● STATED EXERCISE: Repeat each record below exactly as given.
# # # #
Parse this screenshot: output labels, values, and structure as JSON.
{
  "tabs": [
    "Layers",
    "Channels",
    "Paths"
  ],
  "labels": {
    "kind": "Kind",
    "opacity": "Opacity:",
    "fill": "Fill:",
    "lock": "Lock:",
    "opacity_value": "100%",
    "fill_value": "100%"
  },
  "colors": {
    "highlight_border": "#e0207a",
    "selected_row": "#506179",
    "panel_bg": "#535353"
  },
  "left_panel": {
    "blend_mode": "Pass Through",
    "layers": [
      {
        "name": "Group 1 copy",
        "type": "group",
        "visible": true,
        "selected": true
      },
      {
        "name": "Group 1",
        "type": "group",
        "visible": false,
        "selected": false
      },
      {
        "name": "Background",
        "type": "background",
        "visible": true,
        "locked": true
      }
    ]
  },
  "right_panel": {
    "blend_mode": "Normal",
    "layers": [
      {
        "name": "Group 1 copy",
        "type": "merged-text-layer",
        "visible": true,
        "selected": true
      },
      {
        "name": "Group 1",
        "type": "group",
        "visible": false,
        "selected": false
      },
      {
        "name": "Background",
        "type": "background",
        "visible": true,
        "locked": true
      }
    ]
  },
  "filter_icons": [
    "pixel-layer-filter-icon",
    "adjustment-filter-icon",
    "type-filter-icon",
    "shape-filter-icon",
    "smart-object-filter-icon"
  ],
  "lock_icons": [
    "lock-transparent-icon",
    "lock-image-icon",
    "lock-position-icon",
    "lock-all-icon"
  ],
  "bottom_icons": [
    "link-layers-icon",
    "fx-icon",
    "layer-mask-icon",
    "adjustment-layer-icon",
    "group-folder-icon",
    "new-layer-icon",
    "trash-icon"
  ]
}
# # # #
● RESPONSE TO THIS TASK:
Parse this screenshot: output labels, values, and structure as JSON.
{
  "tabs": [
    "Layers",
    "Channels",
    "Paths"
  ],
  "labels": {
    "kind": "Kind",
    "opacity": "Opacity:",
    "fill": "Fill:",
    "lock": "Lock:",
    "opacity_value": "100%",
    "fill_value": "100%"
  },
  "colors": {
    "highlight_border": "#e0207a",
    "selected_row": "#506179",
    "panel_bg": "#535353"
  },
  "left_panel": {
    "blend_mode": "Pass Through",
    "layers": [
      {
        "name": "Group 1 copy",
        "type": "group",
        "visible": true,
        "selected": true
      },
      {
        "name": "Group 1",
        "type": "group",
        "visible": false,
        "selected": false
      },
      {
        "name": "Background",
        "type": "background",
        "visible": true,
        "locked": true
      }
    ]
  },
  "right_panel": {
    "blend_mode": "Normal",
    "layers": [
      {
        "name": "Group 1 copy",
        "type": "merged-text-layer",
        "visible": true,
        "selected": true
      },
      {
        "name": "Group 1",
        "type": "group",
        "visible": false,
        "selected": false
      },
      {
        "name": "Background",
        "type": "background",
        "visible": true,
        "locked": true
      }
    ]
  },
  "filter_icons": [
    "pixel-layer-filter-icon",
    "adjustment-filter-icon",
    "type-filter-icon",
    "shape-filter-icon",
    "smart-object-filter-icon"
  ],
  "lock_icons": [
    "lock-transparent-icon",
    "lock-image-icon",
    "lock-position-icon",
    "lock-all-icon"
  ],
  "bottom_icons": [
    "link-layers-icon",
    "fx-icon",
    "layer-mask-icon",
    "adjustment-layer-icon",
    "group-folder-icon",
    "new-layer-icon",
    "trash-icon"
  ]
}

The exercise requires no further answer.